### INSTRUCTIONS FOR THE TASK
Locate each line containing the string "this" and copy it out.

Data records:
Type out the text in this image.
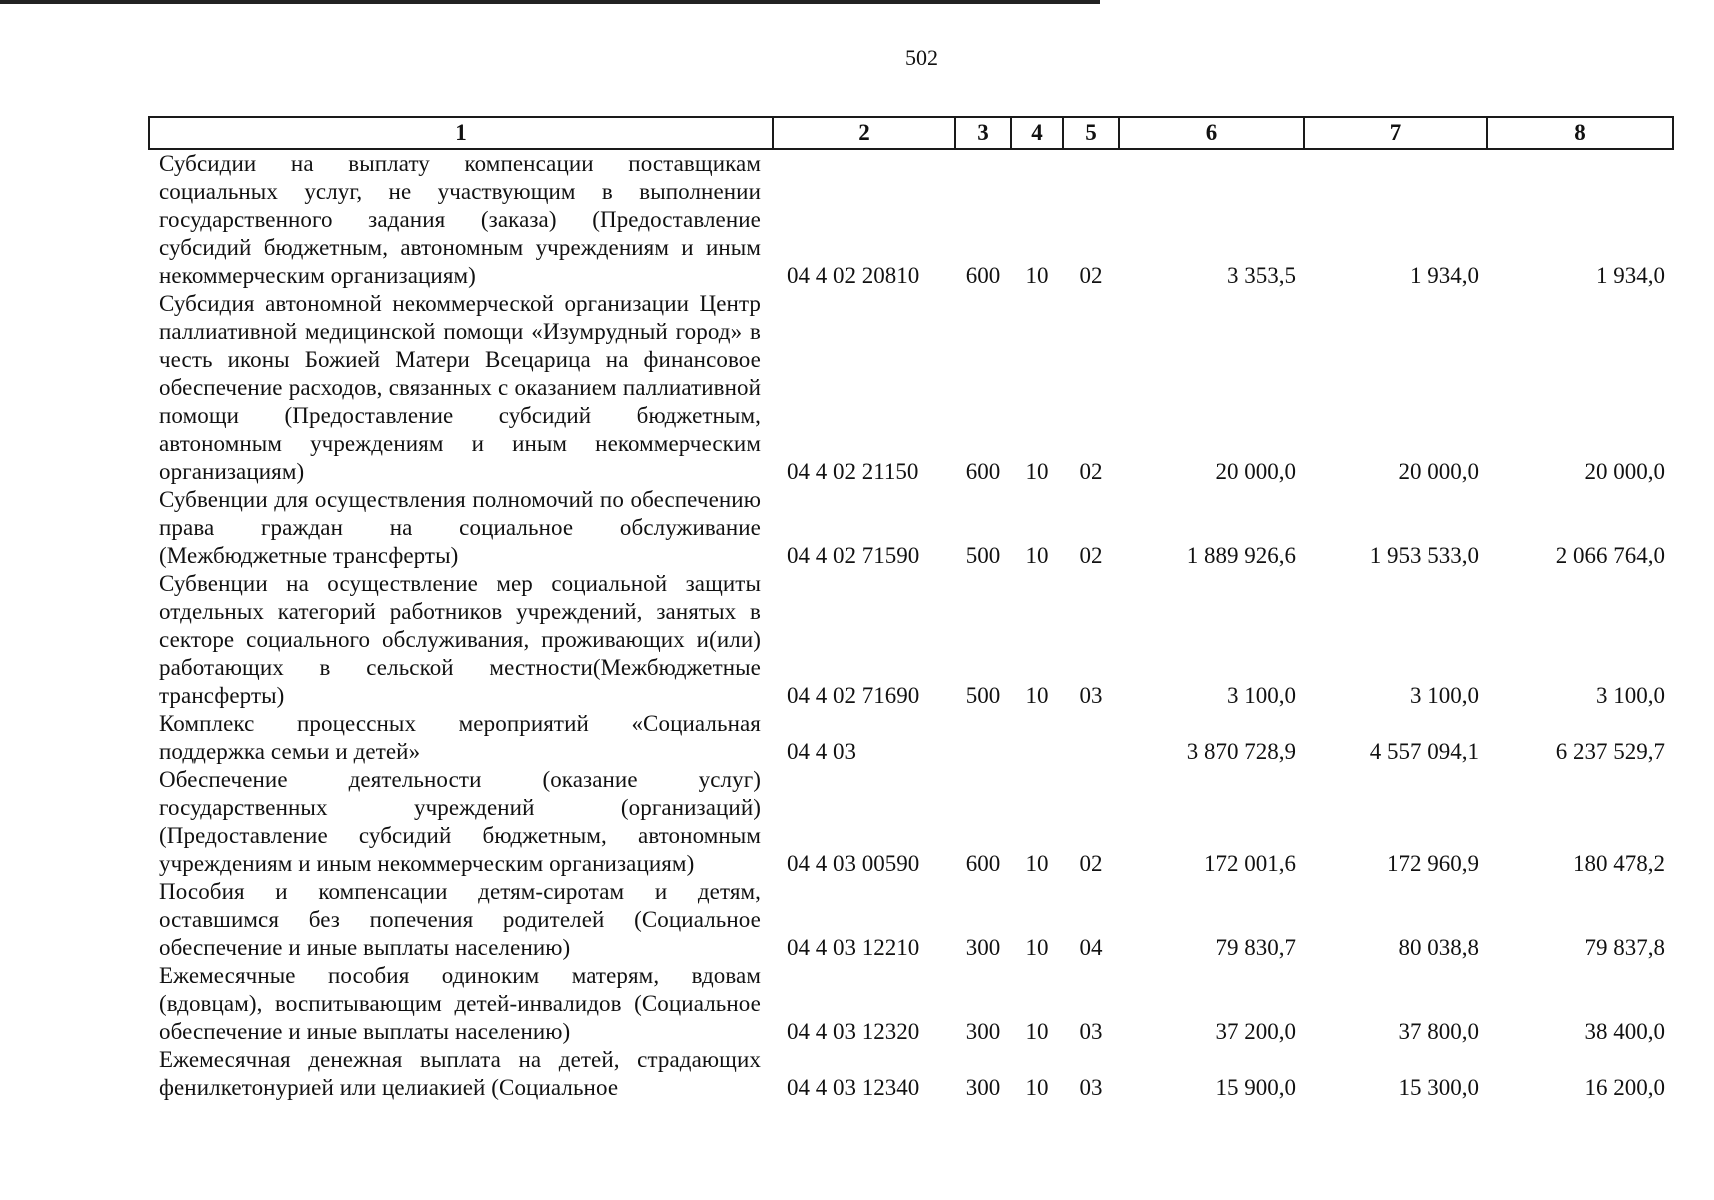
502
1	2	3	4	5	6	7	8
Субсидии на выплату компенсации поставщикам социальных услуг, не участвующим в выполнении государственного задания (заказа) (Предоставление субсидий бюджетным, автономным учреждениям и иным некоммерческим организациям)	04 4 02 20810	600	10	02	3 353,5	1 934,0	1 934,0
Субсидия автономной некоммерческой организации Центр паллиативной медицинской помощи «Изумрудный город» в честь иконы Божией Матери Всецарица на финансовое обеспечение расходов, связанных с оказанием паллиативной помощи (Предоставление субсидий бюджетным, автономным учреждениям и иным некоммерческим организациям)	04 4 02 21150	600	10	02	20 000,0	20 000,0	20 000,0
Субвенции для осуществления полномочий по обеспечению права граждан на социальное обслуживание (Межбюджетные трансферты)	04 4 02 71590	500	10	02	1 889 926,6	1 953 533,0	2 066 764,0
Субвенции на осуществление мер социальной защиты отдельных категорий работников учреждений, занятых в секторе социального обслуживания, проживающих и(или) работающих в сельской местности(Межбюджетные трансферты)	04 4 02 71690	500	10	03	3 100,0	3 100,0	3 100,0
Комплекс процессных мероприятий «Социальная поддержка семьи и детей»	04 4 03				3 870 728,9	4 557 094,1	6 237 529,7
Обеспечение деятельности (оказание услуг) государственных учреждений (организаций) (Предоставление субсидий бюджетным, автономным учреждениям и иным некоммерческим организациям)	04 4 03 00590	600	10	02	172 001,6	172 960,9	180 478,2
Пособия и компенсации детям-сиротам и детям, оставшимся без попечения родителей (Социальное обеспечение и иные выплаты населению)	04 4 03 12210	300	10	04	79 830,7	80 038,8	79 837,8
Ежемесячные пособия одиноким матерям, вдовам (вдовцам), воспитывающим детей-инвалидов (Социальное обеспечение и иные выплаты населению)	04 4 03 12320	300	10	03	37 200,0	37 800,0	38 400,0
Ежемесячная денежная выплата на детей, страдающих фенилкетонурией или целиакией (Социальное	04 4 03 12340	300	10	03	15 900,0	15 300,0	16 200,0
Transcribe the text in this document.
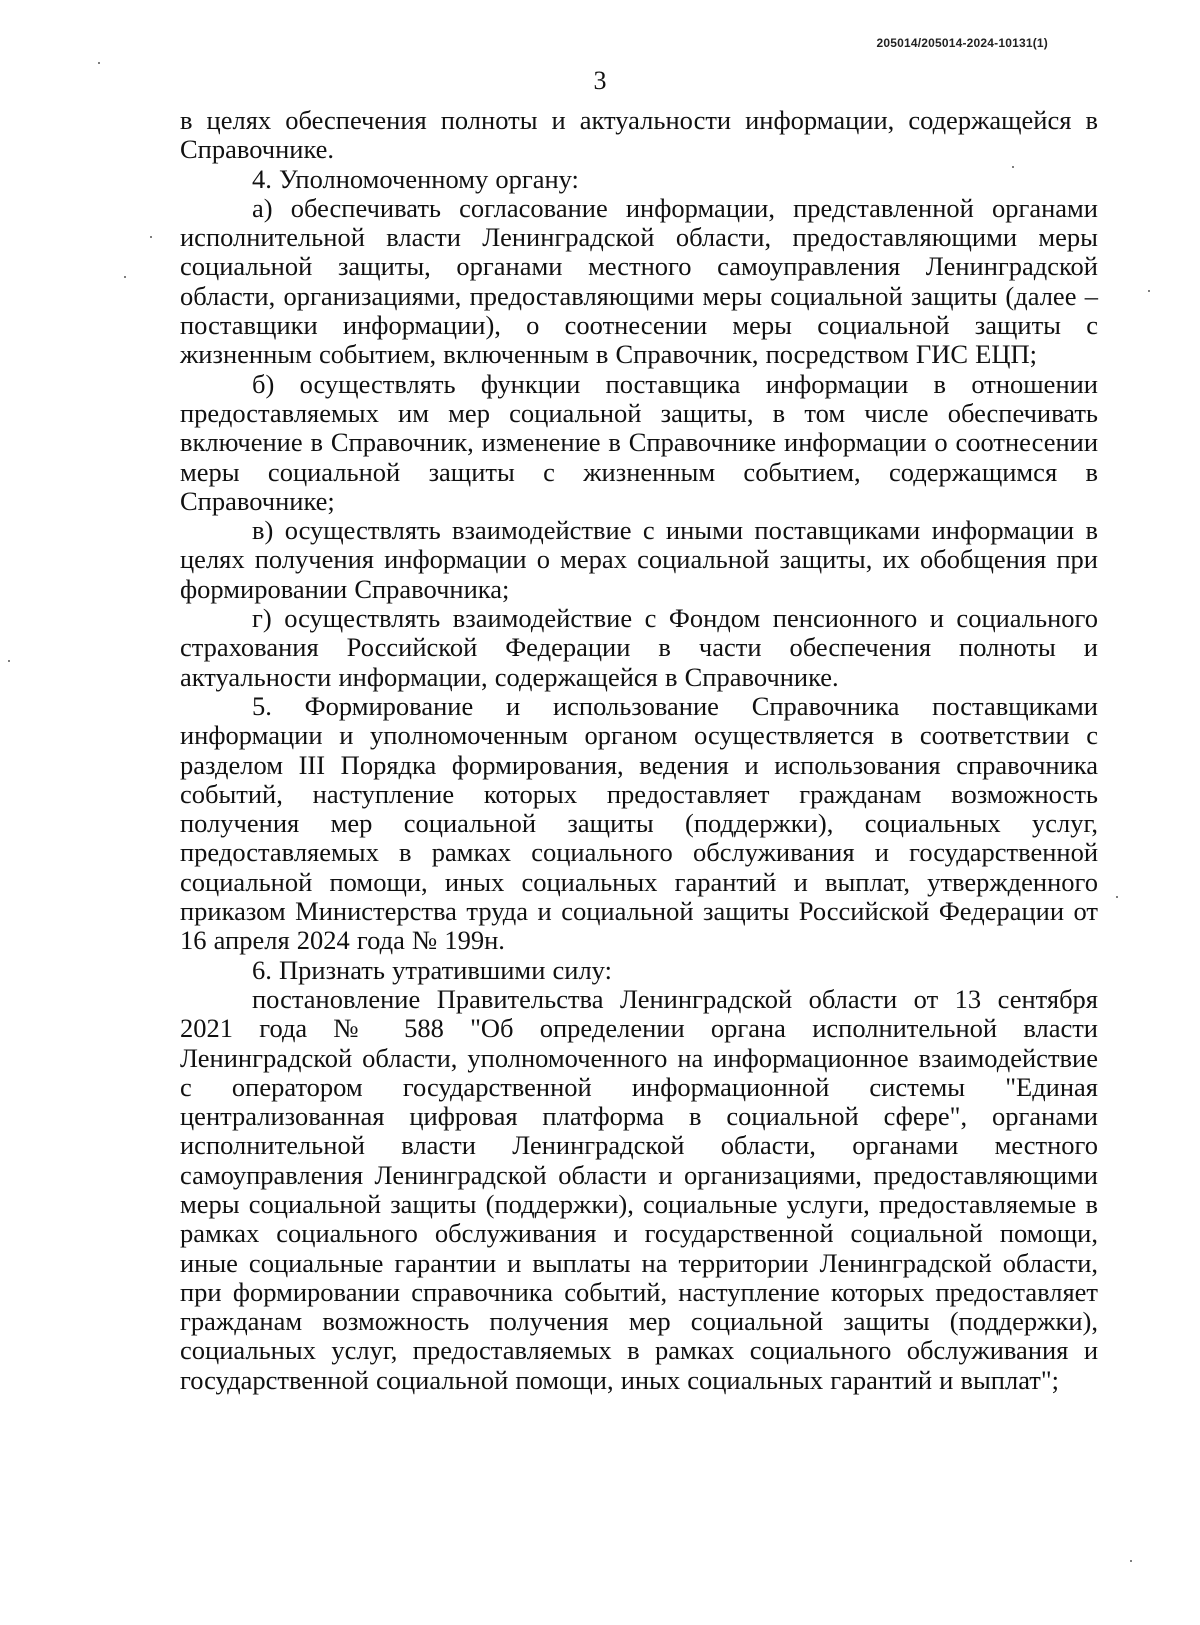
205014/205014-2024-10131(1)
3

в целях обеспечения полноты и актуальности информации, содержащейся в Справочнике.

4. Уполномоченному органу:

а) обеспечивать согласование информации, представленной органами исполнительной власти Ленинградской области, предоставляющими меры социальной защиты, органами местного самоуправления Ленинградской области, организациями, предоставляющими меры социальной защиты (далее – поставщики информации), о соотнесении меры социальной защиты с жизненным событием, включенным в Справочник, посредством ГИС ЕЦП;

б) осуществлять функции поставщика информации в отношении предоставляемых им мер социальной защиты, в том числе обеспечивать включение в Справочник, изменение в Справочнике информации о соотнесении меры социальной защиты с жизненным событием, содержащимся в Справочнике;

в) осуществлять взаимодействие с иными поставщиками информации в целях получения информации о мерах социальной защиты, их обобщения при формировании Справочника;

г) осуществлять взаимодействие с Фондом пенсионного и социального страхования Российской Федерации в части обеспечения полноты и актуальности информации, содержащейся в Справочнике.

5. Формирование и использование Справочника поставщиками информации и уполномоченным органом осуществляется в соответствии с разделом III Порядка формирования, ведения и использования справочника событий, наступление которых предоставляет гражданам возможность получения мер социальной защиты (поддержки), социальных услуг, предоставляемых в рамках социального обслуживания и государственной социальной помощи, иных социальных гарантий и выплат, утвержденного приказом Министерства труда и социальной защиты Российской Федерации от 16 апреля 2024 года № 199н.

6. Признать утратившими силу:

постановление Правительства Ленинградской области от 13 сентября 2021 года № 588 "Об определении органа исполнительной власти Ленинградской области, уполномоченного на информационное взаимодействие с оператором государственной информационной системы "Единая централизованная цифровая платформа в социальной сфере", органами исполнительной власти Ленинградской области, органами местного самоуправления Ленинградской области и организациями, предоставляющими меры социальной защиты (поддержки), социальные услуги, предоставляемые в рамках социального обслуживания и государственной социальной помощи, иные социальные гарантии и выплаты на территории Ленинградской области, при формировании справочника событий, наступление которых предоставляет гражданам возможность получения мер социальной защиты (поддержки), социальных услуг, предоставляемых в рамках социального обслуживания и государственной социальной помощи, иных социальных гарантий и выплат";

### SOLUTION
Type out the text in this image.
Transcribe the text in this document.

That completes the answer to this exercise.